>> begin

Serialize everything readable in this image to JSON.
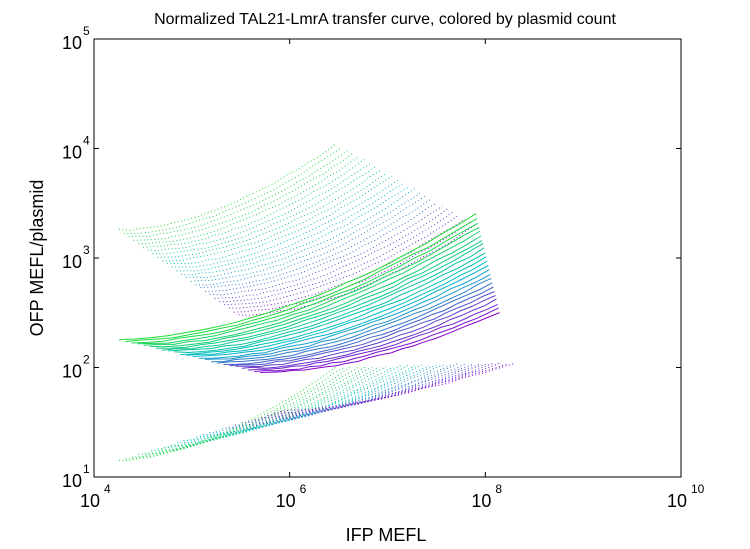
{
  "chart_data": {
    "type": "line",
    "title": "Normalized TAL21-LmrA transfer curve, colored by plasmid count",
    "xlabel": "IFP MEFL",
    "ylabel": "OFP MEFL/plasmid",
    "x_scale": "log",
    "y_scale": "log",
    "xlim": [
      10000,
      10000000000
    ],
    "ylim": [
      10,
      100000
    ],
    "grid": false,
    "x_ticks": [
      {
        "base": "10",
        "exp": "4",
        "value": 10000
      },
      {
        "base": "10",
        "exp": "6",
        "value": 1000000
      },
      {
        "base": "10",
        "exp": "8",
        "value": 100000000
      },
      {
        "base": "10",
        "exp": "10",
        "value": 10000000000
      }
    ],
    "y_ticks": [
      {
        "base": "10",
        "exp": "1",
        "value": 10
      },
      {
        "base": "10",
        "exp": "2",
        "value": 100
      },
      {
        "base": "10",
        "exp": "3",
        "value": 1000
      },
      {
        "base": "10",
        "exp": "4",
        "value": 10000
      },
      {
        "base": "10",
        "exp": "5",
        "value": 100000
      }
    ],
    "colors": {
      "low_plasmid": "#22dd33",
      "mid_plasmid": "#00bbcc",
      "high_plasmid": "#8800cc"
    },
    "bands": [
      {
        "kind": "upper_dotted",
        "n": 26,
        "start": [
          18000,
          1800
        ],
        "end": [
          300000,
          300
        ],
        "tip_start": [
          3000000,
          11000
        ],
        "tip_end": [
          80000000,
          2000
        ]
      },
      {
        "kind": "median_solid",
        "n": 24,
        "start": [
          18000,
          180
        ],
        "end": [
          500000,
          90
        ],
        "tip_start": [
          80000000,
          2500
        ],
        "tip_end": [
          140000000,
          320
        ]
      },
      {
        "kind": "lower_dotted",
        "n": 26,
        "start": [
          18000,
          14
        ],
        "end": [
          800000,
          40
        ],
        "tip_start": [
          3000000,
          100
        ],
        "tip_end": [
          200000000,
          110
        ]
      }
    ]
  }
}
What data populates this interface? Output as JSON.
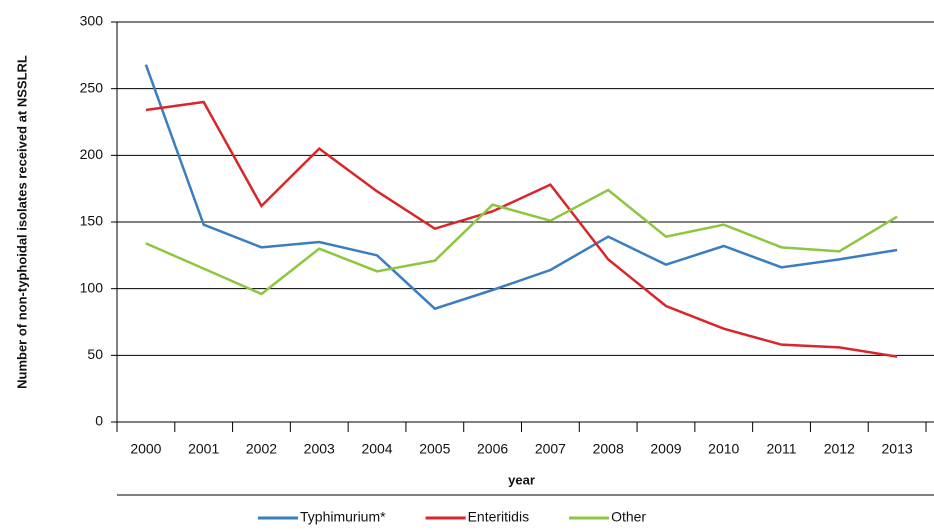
{
  "chart_data": {
    "type": "line",
    "y_label": "Number of non-typhoidal isolates received at NSSLRL",
    "x_label": "year",
    "categories": [
      "2000",
      "2001",
      "2002",
      "2003",
      "2004",
      "2005",
      "2006",
      "2007",
      "2008",
      "2009",
      "2010",
      "2011",
      "2012",
      "2013"
    ],
    "series": [
      {
        "name": "Typhimurium*",
        "color": "#3a7dc0",
        "values": [
          268,
          148,
          131,
          135,
          125,
          85,
          99,
          114,
          139,
          118,
          132,
          116,
          122,
          129
        ]
      },
      {
        "name": "Enteritidis",
        "color": "#d9262b",
        "values": [
          234,
          240,
          162,
          205,
          173,
          145,
          158,
          178,
          122,
          87,
          70,
          58,
          56,
          49
        ]
      },
      {
        "name": "Other",
        "color": "#8dc63f",
        "values": [
          134,
          115,
          96,
          130,
          113,
          121,
          163,
          151,
          174,
          139,
          148,
          131,
          128,
          154
        ]
      }
    ],
    "ylim": [
      0,
      300
    ],
    "yticks": [
      0,
      50,
      100,
      150,
      200,
      250,
      300
    ],
    "grid": true,
    "legend": "bottom"
  }
}
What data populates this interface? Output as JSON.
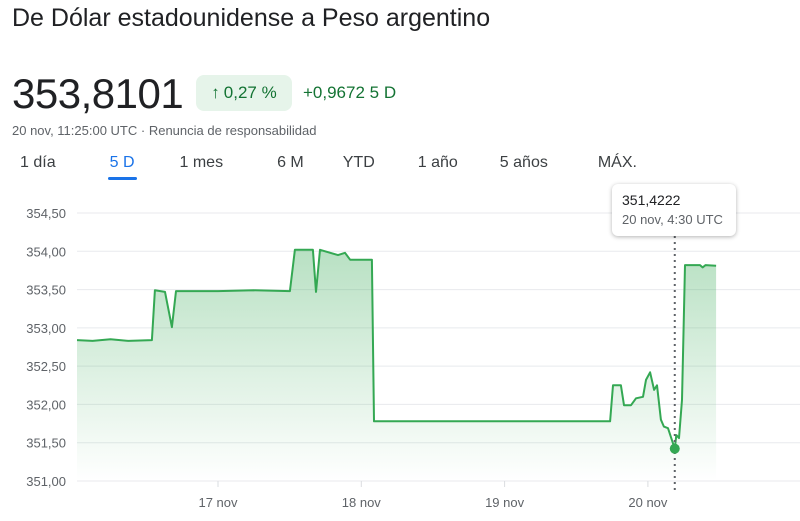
{
  "title": "De Dólar estadounidense a Peso argentino",
  "price": "353,8101",
  "change_pct": "0,27 %",
  "change_abs": "+0,9672 5 D",
  "subtitle": {
    "time": "20 nov, 11:25:00 UTC",
    "sep": " · ",
    "disclaimer": "Renuncia de responsabilidad"
  },
  "tabs": [
    {
      "label": "1 día"
    },
    {
      "label": "5 D",
      "active": true
    },
    {
      "label": "1 mes"
    },
    {
      "label": "6 M"
    },
    {
      "label": "YTD"
    },
    {
      "label": "1 año"
    },
    {
      "label": "5 años"
    },
    {
      "label": "MÁX."
    }
  ],
  "tooltip": {
    "value": "351,4222",
    "time": "20 nov, 4:30 UTC"
  },
  "colors": {
    "line": "#34a853",
    "positive": "#137333",
    "accent": "#1a73e8"
  },
  "chart_data": {
    "type": "area",
    "title": "",
    "xlabel": "",
    "ylabel": "",
    "ylim": [
      351,
      354.5
    ],
    "yticks": [
      "354,50",
      "354,00",
      "353,50",
      "353,00",
      "352,50",
      "352,00",
      "351,50",
      "351,00"
    ],
    "ytick_values": [
      354.5,
      354,
      353.5,
      353,
      352.5,
      352,
      351.5,
      351
    ],
    "xticks": [
      {
        "label": "17 nov",
        "day": 17
      },
      {
        "label": "18 nov",
        "day": 18
      },
      {
        "label": "19 nov",
        "day": 19
      },
      {
        "label": "20 nov",
        "day": 20
      }
    ],
    "grid": true,
    "highlight": {
      "x": "20 nov 04:30",
      "y": 351.4222
    },
    "points": [
      [
        "16 nov 00:23",
        352.84
      ],
      [
        "16 nov 03:00",
        352.83
      ],
      [
        "16 nov 06:00",
        352.85
      ],
      [
        "16 nov 09:00",
        352.83
      ],
      [
        "16 nov 12:56",
        352.84
      ],
      [
        "16 nov 13:26",
        353.49
      ],
      [
        "16 nov 15:07",
        353.47
      ],
      [
        "16 nov 16:17",
        353.01
      ],
      [
        "16 nov 16:58",
        353.48
      ],
      [
        "17 nov 00:00",
        353.48
      ],
      [
        "17 nov 06:00",
        353.49
      ],
      [
        "17 nov 12:03",
        353.48
      ],
      [
        "17 nov 12:53",
        354.02
      ],
      [
        "17 nov 15:54",
        354.02
      ],
      [
        "17 nov 16:25",
        353.47
      ],
      [
        "17 nov 17:05",
        354.02
      ],
      [
        "17 nov 20:06",
        353.95
      ],
      [
        "17 nov 21:16",
        353.98
      ],
      [
        "17 nov 22:07",
        353.89
      ],
      [
        "18 nov 01:47",
        353.89
      ],
      [
        "18 nov 02:08",
        351.78
      ],
      [
        "19 nov 17:40",
        351.78
      ],
      [
        "19 nov 18:09",
        352.25
      ],
      [
        "19 nov 19:29",
        352.25
      ],
      [
        "19 nov 20:00",
        351.99
      ],
      [
        "19 nov 21:10",
        351.99
      ],
      [
        "19 nov 22:00",
        352.08
      ],
      [
        "19 nov 23:11",
        352.1
      ],
      [
        "19 nov 23:41",
        352.32
      ],
      [
        "20 nov 00:22",
        352.42
      ],
      [
        "20 nov 01:02",
        352.19
      ],
      [
        "20 nov 01:31",
        352.25
      ],
      [
        "20 nov 02:11",
        351.8
      ],
      [
        "20 nov 02:41",
        351.71
      ],
      [
        "20 nov 03:22",
        351.69
      ],
      [
        "20 nov 04:30",
        351.42
      ],
      [
        "20 nov 04:45",
        351.6
      ],
      [
        "20 nov 05:13",
        351.56
      ],
      [
        "20 nov 05:43",
        352.06
      ],
      [
        "20 nov 06:13",
        353.82
      ],
      [
        "20 nov 08:44",
        353.82
      ],
      [
        "20 nov 09:10",
        353.79
      ],
      [
        "20 nov 09:40",
        353.82
      ],
      [
        "20 nov 11:25",
        353.81
      ]
    ]
  }
}
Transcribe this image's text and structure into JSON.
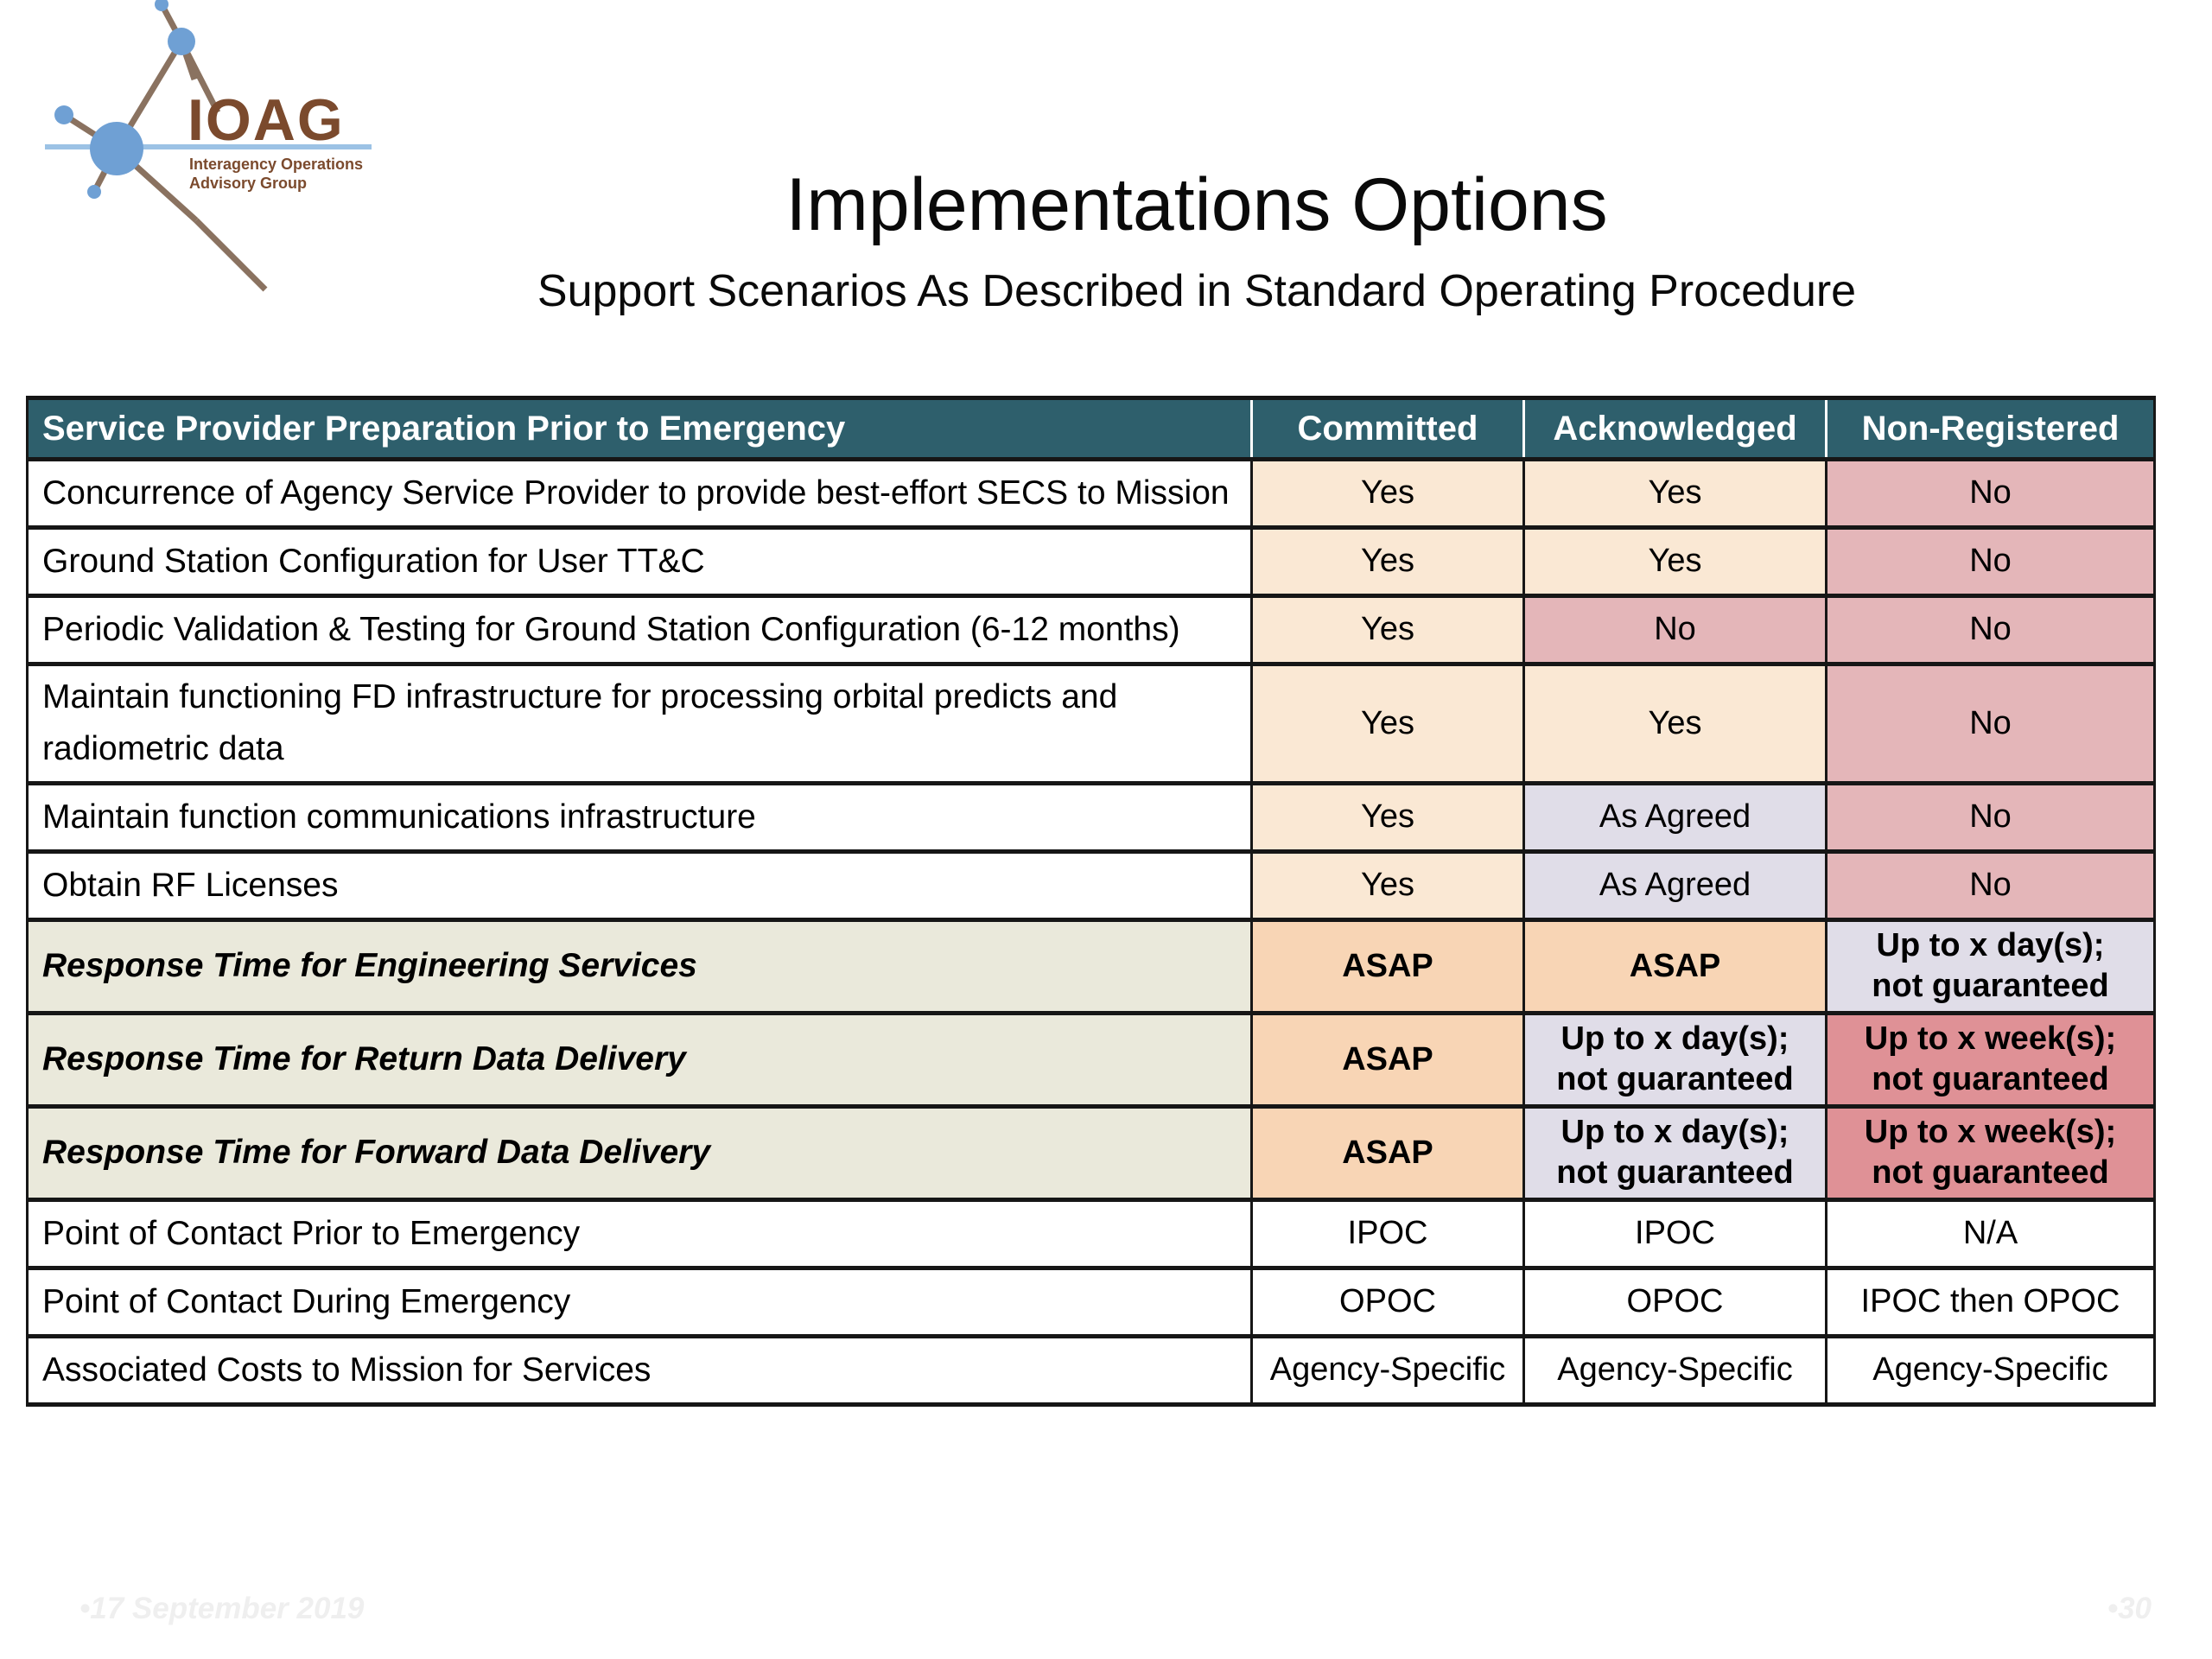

>> end

To be done >>
How many of the lines above contain the string "kind"? Give the number only.

The result >>
3